(THE TASK): Go through the listing and pick out each line with the word "this" in it.

(DATA SECTION):

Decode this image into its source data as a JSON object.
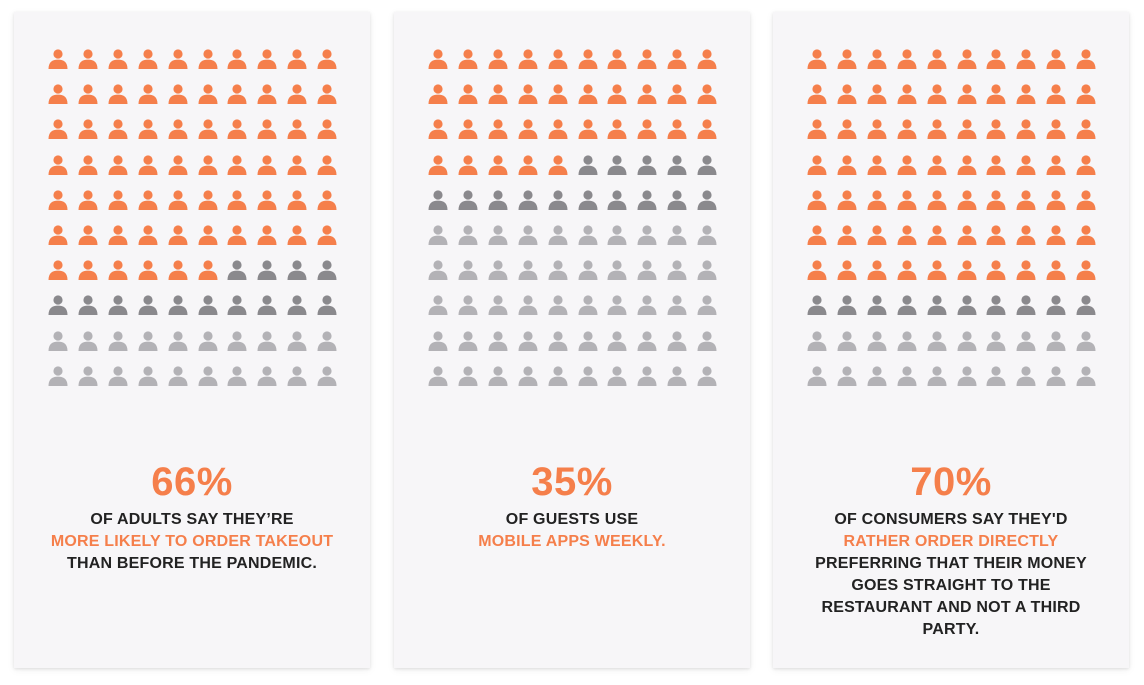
{
  "colors": {
    "highlight": "#f57f4b",
    "secondary": "#8a898d",
    "rest": "#b3b2b6",
    "text": "#222222",
    "card_bg": "#f7f6f8"
  },
  "icon": "person-icon",
  "panels": [
    {
      "percent": "66%",
      "caption": [
        {
          "text": "OF ADULTS SAY THEY’RE",
          "accent": false
        },
        {
          "text": "MORE LIKELY TO ORDER TAKEOUT",
          "accent": true
        },
        {
          "text": "THAN BEFORE THE PANDEMIC.",
          "accent": false
        }
      ]
    },
    {
      "percent": "35%",
      "caption": [
        {
          "text": "OF GUESTS USE",
          "accent": false
        },
        {
          "text": "MOBILE APPS WEEKLY.",
          "accent": true
        }
      ]
    },
    {
      "percent": "70%",
      "caption": [
        {
          "text": "OF CONSUMERS SAY THEY'D",
          "accent": false
        },
        {
          "text": "RATHER ORDER DIRECTLY",
          "accent": true
        },
        {
          "text": "PREFERRING THAT THEIR MONEY",
          "accent": false
        },
        {
          "text": "GOES STRAIGHT TO THE",
          "accent": false
        },
        {
          "text": "RESTAURANT AND NOT A THIRD",
          "accent": false
        },
        {
          "text": "PARTY.",
          "accent": false
        }
      ]
    }
  ],
  "chart_data": {
    "type": "pictograph",
    "grid": {
      "rows": 10,
      "cols": 10
    },
    "series": [
      {
        "value": 66,
        "secondary_count": 14
      },
      {
        "value": 35,
        "secondary_count": 15
      },
      {
        "value": 70,
        "secondary_count": 10
      }
    ]
  }
}
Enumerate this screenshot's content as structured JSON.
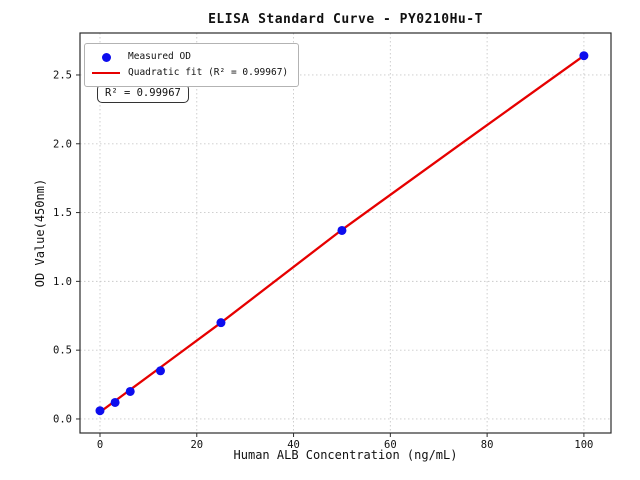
{
  "chart_data": {
    "type": "scatter",
    "title": "ELISA Standard Curve - PY0210Hu-T",
    "xlabel": "Human ALB Concentration (ng/mL)",
    "ylabel": "OD Value(450nm)",
    "xlim": [
      -4.13,
      105.6
    ],
    "ylim": [
      -0.102,
      2.805
    ],
    "x_ticks": [
      0,
      20,
      40,
      60,
      80,
      100
    ],
    "x_tick_labels": [
      "0",
      "20",
      "40",
      "60",
      "80",
      "100"
    ],
    "y_ticks": [
      0.0,
      0.5,
      1.0,
      1.5,
      2.0,
      2.5
    ],
    "y_tick_labels": [
      "0.0",
      "0.5",
      "1.0",
      "1.5",
      "2.0",
      "2.5"
    ],
    "grid": true,
    "legend_position": "upper left",
    "series": [
      {
        "name": "Measured OD",
        "type": "scatter",
        "marker": "circle",
        "color": "#0d0dee",
        "points": [
          [
            0,
            0.06
          ],
          [
            3.125,
            0.12
          ],
          [
            6.25,
            0.2
          ],
          [
            12.5,
            0.35
          ],
          [
            25,
            0.7
          ],
          [
            50,
            1.37
          ],
          [
            100,
            2.64
          ]
        ]
      },
      {
        "name": "Quadratic fit (R² = 0.99967)",
        "type": "line",
        "color": "#e60000",
        "points": [
          [
            0,
            0.05
          ],
          [
            12.5,
            0.375
          ],
          [
            25,
            0.7
          ],
          [
            50,
            1.375
          ],
          [
            75,
            2.01
          ],
          [
            100,
            2.64
          ]
        ]
      }
    ],
    "annotation": {
      "text": "R² = 0.99967"
    },
    "r_squared": 0.99967
  },
  "colors": {
    "marker": "#0d0dee",
    "fit_line": "#e60000",
    "grid": "#c9c9c9",
    "spine": "#2b2b2b",
    "text": "#111111",
    "legend_border": "#b3b3b3",
    "annotation_border": "#333333"
  }
}
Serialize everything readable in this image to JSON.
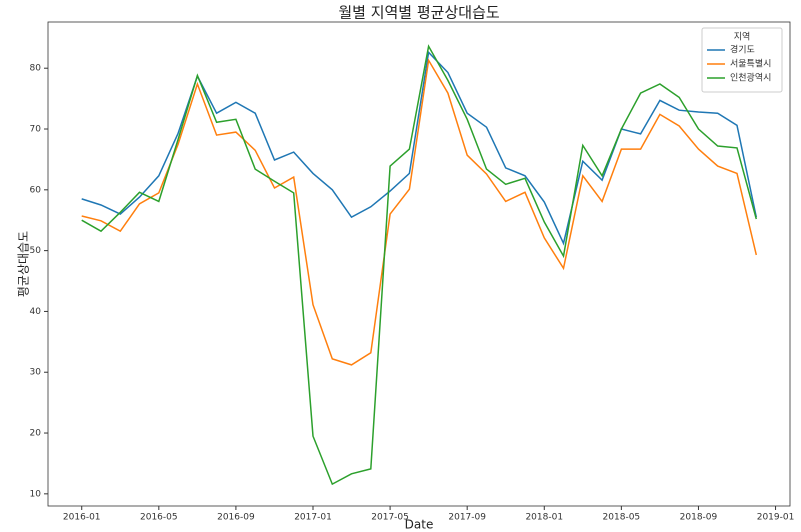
{
  "chart_data": {
    "type": "line",
    "title": "월별 지역별 평균상대습도",
    "x_label": "Date",
    "y_label": "평균상대습도",
    "legend_title": "지역",
    "legend_position": "upper right",
    "x": [
      "2016-01",
      "2016-02",
      "2016-03",
      "2016-04",
      "2016-05",
      "2016-06",
      "2016-07",
      "2016-08",
      "2016-09",
      "2016-10",
      "2016-11",
      "2016-12",
      "2017-01",
      "2017-02",
      "2017-03",
      "2017-04",
      "2017-05",
      "2017-06",
      "2017-07",
      "2017-08",
      "2017-09",
      "2017-10",
      "2017-11",
      "2017-12",
      "2018-01",
      "2018-02",
      "2018-03",
      "2018-04",
      "2018-05",
      "2018-06",
      "2018-07",
      "2018-08",
      "2018-09",
      "2018-10",
      "2018-11",
      "2018-12"
    ],
    "xticks": [
      "2016-01",
      "2016-05",
      "2016-09",
      "2017-01",
      "2017-05",
      "2017-09",
      "2018-01",
      "2018-05",
      "2018-09",
      "2019-01"
    ],
    "ylim": [
      8,
      87.6
    ],
    "yticks": [
      10,
      20,
      30,
      40,
      50,
      60,
      70,
      80
    ],
    "series": [
      {
        "name": "경기도",
        "color": "#1f77b4",
        "values": [
          58.5,
          57.5,
          56.0,
          58.8,
          62.3,
          69.3,
          78.7,
          72.6,
          74.4,
          72.6,
          64.9,
          66.2,
          62.7,
          60.0,
          55.5,
          57.2,
          59.8,
          62.7,
          82.6,
          79.3,
          72.6,
          70.3,
          63.6,
          62.3,
          58.0,
          51.2,
          64.7,
          61.6,
          70.0,
          69.2,
          74.7,
          73.1,
          72.8,
          72.6,
          70.6,
          55.5
        ]
      },
      {
        "name": "서울특별시",
        "color": "#ff7f0e",
        "values": [
          55.7,
          54.9,
          53.2,
          57.7,
          59.5,
          67.5,
          77.4,
          69.0,
          69.5,
          66.5,
          60.3,
          62.1,
          41.1,
          32.2,
          31.2,
          33.2,
          56.0,
          60.1,
          81.3,
          75.9,
          65.7,
          62.6,
          58.1,
          59.6,
          52.1,
          47.1,
          62.3,
          58.1,
          66.7,
          66.7,
          72.4,
          70.5,
          66.7,
          63.9,
          62.7,
          49.3
        ]
      },
      {
        "name": "인천광역시",
        "color": "#2ca02c",
        "values": [
          55.0,
          53.2,
          56.3,
          59.6,
          58.1,
          68.3,
          78.8,
          71.1,
          71.6,
          63.4,
          61.4,
          59.5,
          19.5,
          11.6,
          13.3,
          14.1,
          63.9,
          66.7,
          83.6,
          78.0,
          71.6,
          63.4,
          60.9,
          61.9,
          54.7,
          49.1,
          67.3,
          62.3,
          70.0,
          75.9,
          77.4,
          75.2,
          70.0,
          67.2,
          66.9,
          55.2
        ]
      }
    ]
  }
}
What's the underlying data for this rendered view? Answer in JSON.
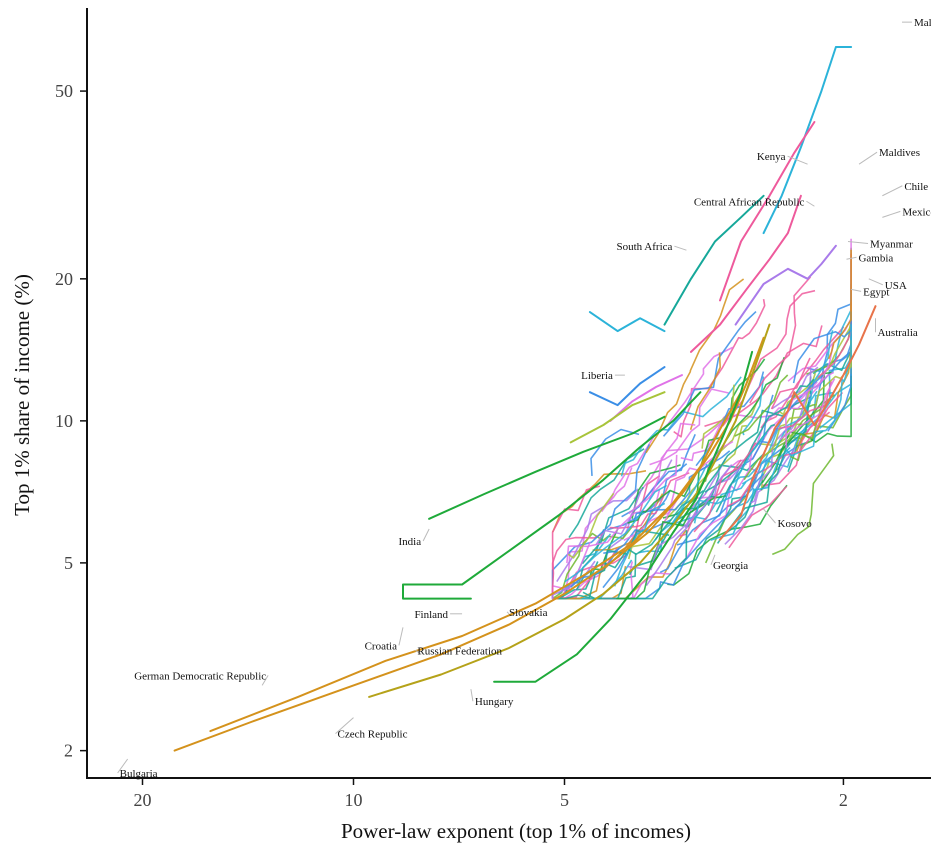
{
  "chart_data": {
    "type": "line",
    "xlabel": "Power-law exponent (top 1% of incomes)",
    "ylabel": "Top 1% share of income (%)",
    "x_scale": "log-reversed",
    "y_scale": "log",
    "xlim": [
      24,
      1.5
    ],
    "ylim": [
      1.75,
      75
    ],
    "x_ticks": [
      20,
      10,
      5,
      2
    ],
    "y_ticks": [
      2,
      5,
      10,
      20,
      50
    ],
    "grid": false,
    "legend": "none",
    "labels": [
      {
        "name": "Malawi",
        "alpha": 1.65,
        "share": 70
      },
      {
        "name": "Kenya",
        "alpha": 2.25,
        "share": 35
      },
      {
        "name": "Maldives",
        "alpha": 1.9,
        "share": 35
      },
      {
        "name": "Chile",
        "alpha": 1.76,
        "share": 30
      },
      {
        "name": "Central African Republic",
        "alpha": 2.2,
        "share": 28.5
      },
      {
        "name": "Mexico",
        "alpha": 1.76,
        "share": 27
      },
      {
        "name": "Myanmar",
        "alpha": 1.97,
        "share": 24
      },
      {
        "name": "South Africa",
        "alpha": 3.35,
        "share": 23
      },
      {
        "name": "Gambia",
        "alpha": 1.98,
        "share": 22
      },
      {
        "name": "USA",
        "alpha": 1.84,
        "share": 20
      },
      {
        "name": "Egypt",
        "alpha": 1.95,
        "share": 19
      },
      {
        "name": "Australia",
        "alpha": 1.8,
        "share": 16.5
      },
      {
        "name": "Liberia",
        "alpha": 4.1,
        "share": 12.5
      },
      {
        "name": "Kosovo",
        "alpha": 2.6,
        "share": 6.5
      },
      {
        "name": "India",
        "alpha": 7.8,
        "share": 5.9
      },
      {
        "name": "Georgia",
        "alpha": 3.05,
        "share": 5.2
      },
      {
        "name": "Finland",
        "alpha": 7.0,
        "share": 3.9
      },
      {
        "name": "Slovakia",
        "alpha": 6.0,
        "share": 3.9
      },
      {
        "name": "Croatia",
        "alpha": 8.5,
        "share": 3.65
      },
      {
        "name": "Russian Federation",
        "alpha": 8.0,
        "share": 3.2
      },
      {
        "name": "German Democratic Republic",
        "alpha": 13.5,
        "share": 2.75
      },
      {
        "name": "Hungary",
        "alpha": 6.8,
        "share": 2.7
      },
      {
        "name": "Czech Republic",
        "alpha": 10.0,
        "share": 2.35
      },
      {
        "name": "Bulgaria",
        "alpha": 21.0,
        "share": 1.92
      }
    ],
    "trajectories": [
      {
        "color": "#d4921c",
        "points": [
          [
            18.0,
            2.0
          ],
          [
            14.0,
            2.3
          ],
          [
            10.0,
            2.75
          ],
          [
            7.5,
            3.2
          ],
          [
            6.0,
            3.7
          ],
          [
            5.0,
            4.3
          ],
          [
            4.3,
            5.0
          ],
          [
            3.8,
            5.8
          ],
          [
            3.4,
            7.0
          ],
          [
            3.1,
            8.5
          ],
          [
            2.9,
            10.0
          ],
          [
            2.75,
            12.0
          ],
          [
            2.6,
            15.0
          ]
        ]
      },
      {
        "color": "#d4921c",
        "points": [
          [
            16.0,
            2.2
          ],
          [
            12.0,
            2.6
          ],
          [
            9.0,
            3.1
          ],
          [
            7.0,
            3.5
          ],
          [
            5.5,
            4.1
          ],
          [
            4.7,
            4.7
          ],
          [
            4.0,
            5.5
          ],
          [
            3.5,
            6.7
          ],
          [
            3.2,
            8.0
          ],
          [
            3.0,
            9.6
          ],
          [
            2.8,
            11.5
          ]
        ]
      },
      {
        "color": "#b5a219",
        "points": [
          [
            9.5,
            2.6
          ],
          [
            7.5,
            2.9
          ],
          [
            6.0,
            3.3
          ],
          [
            5.0,
            3.8
          ],
          [
            4.4,
            4.3
          ],
          [
            3.9,
            5.0
          ],
          [
            3.5,
            6.0
          ],
          [
            3.2,
            7.2
          ],
          [
            3.0,
            8.6
          ],
          [
            2.85,
            10.0
          ],
          [
            2.7,
            12.5
          ],
          [
            2.55,
            16.0
          ]
        ]
      },
      {
        "color": "#1faa3a",
        "points": [
          [
            6.3,
            2.8
          ],
          [
            5.5,
            2.8
          ],
          [
            4.8,
            3.2
          ],
          [
            4.3,
            3.8
          ],
          [
            3.8,
            4.8
          ],
          [
            3.5,
            5.8
          ],
          [
            3.25,
            6.8
          ],
          [
            3.1,
            8.0
          ],
          [
            2.95,
            9.5
          ],
          [
            2.8,
            11.5
          ],
          [
            2.7,
            14.0
          ]
        ]
      },
      {
        "color": "#1faa3a",
        "points": [
          [
            6.8,
            4.2
          ],
          [
            8.5,
            4.2
          ],
          [
            8.5,
            4.5
          ],
          [
            7.0,
            4.5
          ],
          [
            6.0,
            5.3
          ],
          [
            5.1,
            6.3
          ],
          [
            4.4,
            7.5
          ],
          [
            3.9,
            8.8
          ],
          [
            3.5,
            10.0
          ],
          [
            3.2,
            11.5
          ]
        ]
      },
      {
        "color": "#1faa3a",
        "points": [
          [
            7.8,
            6.2
          ],
          [
            6.5,
            7.0
          ],
          [
            5.5,
            7.8
          ],
          [
            4.7,
            8.6
          ],
          [
            4.0,
            9.4
          ],
          [
            3.6,
            10.2
          ]
        ]
      },
      {
        "color": "#e8734a",
        "points": [
          [
            3.0,
            5.6
          ],
          [
            2.8,
            6.3
          ],
          [
            2.7,
            7.5
          ],
          [
            2.6,
            8.5
          ],
          [
            2.5,
            9.7
          ],
          [
            2.4,
            10.5
          ],
          [
            2.35,
            11.5
          ],
          [
            2.2,
            9.8
          ],
          [
            2.1,
            11.0
          ],
          [
            2.0,
            12.5
          ],
          [
            1.9,
            14.5
          ],
          [
            1.8,
            17.5
          ]
        ]
      },
      {
        "color": "#2bb3d9",
        "points": [
          [
            2.6,
            25.0
          ],
          [
            2.45,
            30.0
          ],
          [
            2.3,
            38.0
          ],
          [
            2.15,
            50.0
          ],
          [
            2.05,
            62.0
          ],
          [
            1.95,
            62.0
          ]
        ]
      },
      {
        "color": "#ee5a9c",
        "points": [
          [
            3.0,
            18.0
          ],
          [
            2.8,
            24.0
          ],
          [
            2.55,
            30.0
          ],
          [
            2.35,
            37.0
          ],
          [
            2.2,
            43.0
          ]
        ]
      },
      {
        "color": "#ee5a9c",
        "points": [
          [
            3.3,
            14.0
          ],
          [
            3.0,
            16.0
          ],
          [
            2.75,
            19.0
          ],
          [
            2.55,
            22.0
          ],
          [
            2.4,
            25.0
          ],
          [
            2.3,
            30.0
          ]
        ]
      },
      {
        "color": "#a97bea",
        "points": [
          [
            2.85,
            16.0
          ],
          [
            2.6,
            19.5
          ],
          [
            2.4,
            21.0
          ],
          [
            2.25,
            20.0
          ],
          [
            2.15,
            21.5
          ],
          [
            2.05,
            23.5
          ]
        ]
      },
      {
        "color": "#16a89a",
        "points": [
          [
            3.6,
            16.0
          ],
          [
            3.3,
            20.0
          ],
          [
            3.05,
            24.0
          ],
          [
            2.8,
            27.0
          ],
          [
            2.6,
            30.0
          ]
        ]
      },
      {
        "color": "#2bb3d9",
        "points": [
          [
            4.6,
            17.0
          ],
          [
            4.2,
            15.5
          ],
          [
            3.9,
            16.5
          ],
          [
            3.6,
            15.5
          ]
        ]
      },
      {
        "color": "#e073e8",
        "points": [
          [
            4.3,
            10.0
          ],
          [
            4.0,
            11.0
          ],
          [
            3.7,
            11.8
          ],
          [
            3.4,
            12.5
          ]
        ]
      },
      {
        "color": "#3a8ee6",
        "points": [
          [
            4.6,
            11.5
          ],
          [
            4.2,
            10.8
          ],
          [
            3.9,
            12.0
          ],
          [
            3.6,
            13.0
          ]
        ]
      },
      {
        "color": "#a8c43a",
        "points": [
          [
            4.9,
            9.0
          ],
          [
            4.4,
            9.8
          ],
          [
            4.0,
            10.8
          ],
          [
            3.6,
            11.5
          ]
        ]
      }
    ]
  }
}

(FINISHED EXERCISE):
Decode this image into its source data as a JSON object.
Enumerate this screenshot's content as structured JSON.
Serialize everything readable in this image to JSON.
What's the underlying data for this rendered view? Answer in JSON.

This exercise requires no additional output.